RECORD EXCERPTS:
_____

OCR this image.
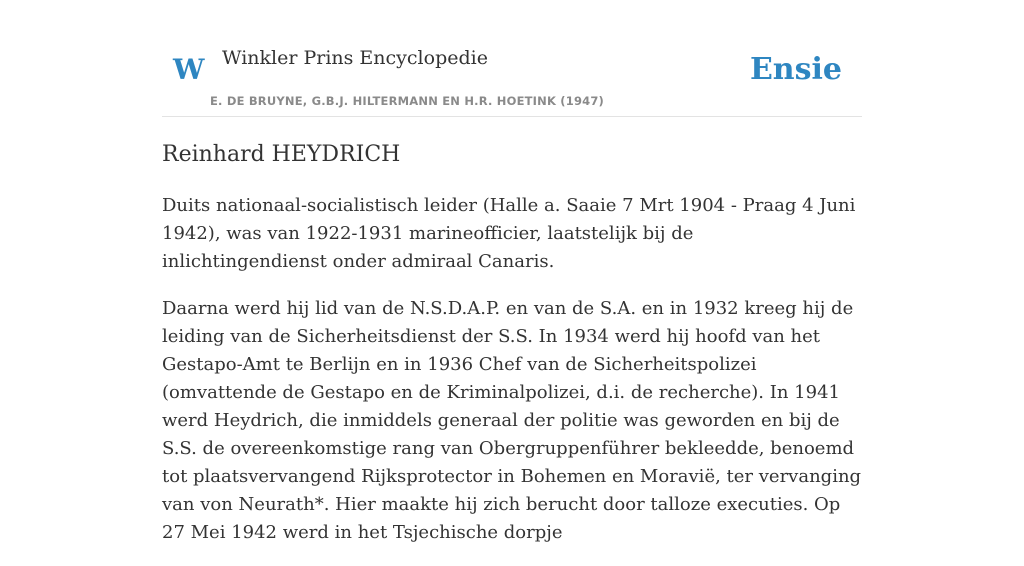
W Winkler Prins Encyclopedie
E. DE BRUYNE, G.B.J. HILTERMANN EN H.R. HOETINK (1947)
Ensie
Reinhard HEYDRICH

Duits nationaal-socialistisch leider (Halle a. Saaie 7 Mrt 1904 - Praag 4 Juni 1942), was van 1922-1931 marineofficier, laatstelijk bij de inlichtingendienst onder admiraal Canaris.

Daarna werd hij lid van de N.S.D.A.P. en van de S.A. en in 1932 kreeg hij de leiding van de Sicherheitsdienst der S.S. In 1934 werd hij hoofd van het Gestapo-Amt te Berlijn en in 1936 Chef van de Sicherheitspolizei (omvattende de Gestapo en de Kriminalpolizei, d.i. de recherche). In 1941 werd Heydrich, die inmiddels generaal der politie was geworden en bij de S.S. de overeenkomstige rang van Obergruppenführer bekleedde, benoemd tot plaatsvervangend Rijksprotector in Bohemen en Moravië, ter vervanging van von Neurath*. Hier maakte hij zich berucht door talloze executies. Op 27 Mei 1942 werd in het Tsjechische dorpje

_____

OBJECTIVE: Write the material out again exactly as it appears, dropping the pictures.

RESULT FOR THIS TASK:
OCR this image.
W Winkler Prins Encyclopedie
E. DE BRUYNE, G.B.J. HILTERMANN EN H.R. HOETINK (1947)
Ensie
Reinhard HEYDRICH

Duits nationaal-socialistisch leider (Halle a. Saaie 7 Mrt 1904 - Praag 4 Juni 1942), was van 1922-1931 marineofficier, laatstelijk bij de inlichtingendienst onder admiraal Canaris.

Daarna werd hij lid van de N.S.D.A.P. en van de S.A. en in 1932 kreeg hij de leiding van de Sicherheitsdienst der S.S. In 1934 werd hij hoofd van het Gestapo-Amt te Berlijn en in 1936 Chef van de Sicherheitspolizei (omvattende de Gestapo en de Kriminalpolizei, d.i. de recherche). In 1941 werd Heydrich, die inmiddels generaal der politie was geworden en bij de S.S. de overeenkomstige rang van Obergruppenführer bekleedde, benoemd tot plaatsvervangend Rijksprotector in Bohemen en Moravië, ter vervanging van von Neurath*. Hier maakte hij zich berucht door talloze executies. Op 27 Mei 1942 werd in het Tsjechische dorpje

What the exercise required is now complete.